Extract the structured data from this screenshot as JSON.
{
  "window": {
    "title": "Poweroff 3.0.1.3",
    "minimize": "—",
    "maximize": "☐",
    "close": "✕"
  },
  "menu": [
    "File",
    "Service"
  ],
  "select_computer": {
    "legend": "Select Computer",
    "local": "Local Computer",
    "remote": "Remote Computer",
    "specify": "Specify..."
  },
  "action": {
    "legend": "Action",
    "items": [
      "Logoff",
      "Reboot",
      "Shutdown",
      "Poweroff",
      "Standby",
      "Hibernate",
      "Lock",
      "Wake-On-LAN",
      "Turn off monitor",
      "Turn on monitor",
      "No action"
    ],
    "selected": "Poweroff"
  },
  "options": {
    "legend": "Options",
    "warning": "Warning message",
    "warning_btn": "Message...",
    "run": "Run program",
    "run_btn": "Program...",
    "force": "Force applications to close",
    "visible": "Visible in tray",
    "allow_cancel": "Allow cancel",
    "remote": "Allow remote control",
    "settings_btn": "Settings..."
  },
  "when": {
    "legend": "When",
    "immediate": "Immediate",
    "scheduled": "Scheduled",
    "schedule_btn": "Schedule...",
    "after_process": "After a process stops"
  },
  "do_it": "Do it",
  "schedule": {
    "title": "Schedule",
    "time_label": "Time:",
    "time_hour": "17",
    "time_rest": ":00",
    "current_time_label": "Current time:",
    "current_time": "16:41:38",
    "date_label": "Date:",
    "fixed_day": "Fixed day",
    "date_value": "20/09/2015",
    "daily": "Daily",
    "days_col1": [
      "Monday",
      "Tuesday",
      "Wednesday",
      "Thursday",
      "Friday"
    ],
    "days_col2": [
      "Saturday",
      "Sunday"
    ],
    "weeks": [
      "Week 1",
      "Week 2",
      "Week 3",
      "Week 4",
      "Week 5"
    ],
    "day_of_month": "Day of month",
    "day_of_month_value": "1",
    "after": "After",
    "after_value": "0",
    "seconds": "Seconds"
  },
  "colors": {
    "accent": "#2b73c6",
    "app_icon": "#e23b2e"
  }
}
━━━━━━━━━━━━━━━━
REQUIREMENT.
Type the material above out again, exactly.

THE COMPLETED TASK.
Extract the structured data from this screenshot as JSON.
{
  "window": {
    "title": "Poweroff 3.0.1.3",
    "minimize": "—",
    "maximize": "☐",
    "close": "✕"
  },
  "menu": [
    "File",
    "Service"
  ],
  "select_computer": {
    "legend": "Select Computer",
    "local": "Local Computer",
    "remote": "Remote Computer",
    "specify": "Specify..."
  },
  "action": {
    "legend": "Action",
    "items": [
      "Logoff",
      "Reboot",
      "Shutdown",
      "Poweroff",
      "Standby",
      "Hibernate",
      "Lock",
      "Wake-On-LAN",
      "Turn off monitor",
      "Turn on monitor",
      "No action"
    ],
    "selected": "Poweroff"
  },
  "options": {
    "legend": "Options",
    "warning": "Warning message",
    "warning_btn": "Message...",
    "run": "Run program",
    "run_btn": "Program...",
    "force": "Force applications to close",
    "visible": "Visible in tray",
    "allow_cancel": "Allow cancel",
    "remote": "Allow remote control",
    "settings_btn": "Settings..."
  },
  "when": {
    "legend": "When",
    "immediate": "Immediate",
    "scheduled": "Scheduled",
    "schedule_btn": "Schedule...",
    "after_process": "After a process stops"
  },
  "do_it": "Do it",
  "schedule": {
    "title": "Schedule",
    "time_label": "Time:",
    "time_hour": "17",
    "time_rest": ":00",
    "current_time_label": "Current time:",
    "current_time": "16:41:38",
    "date_label": "Date:",
    "fixed_day": "Fixed day",
    "date_value": "20/09/2015",
    "daily": "Daily",
    "days_col1": [
      "Monday",
      "Tuesday",
      "Wednesday",
      "Thursday",
      "Friday"
    ],
    "days_col2": [
      "Saturday",
      "Sunday"
    ],
    "weeks": [
      "Week 1",
      "Week 2",
      "Week 3",
      "Week 4",
      "Week 5"
    ],
    "day_of_month": "Day of month",
    "day_of_month_value": "1",
    "after": "After",
    "after_value": "0",
    "seconds": "Seconds"
  },
  "colors": {
    "accent": "#2b73c6",
    "app_icon": "#e23b2e"
  }
}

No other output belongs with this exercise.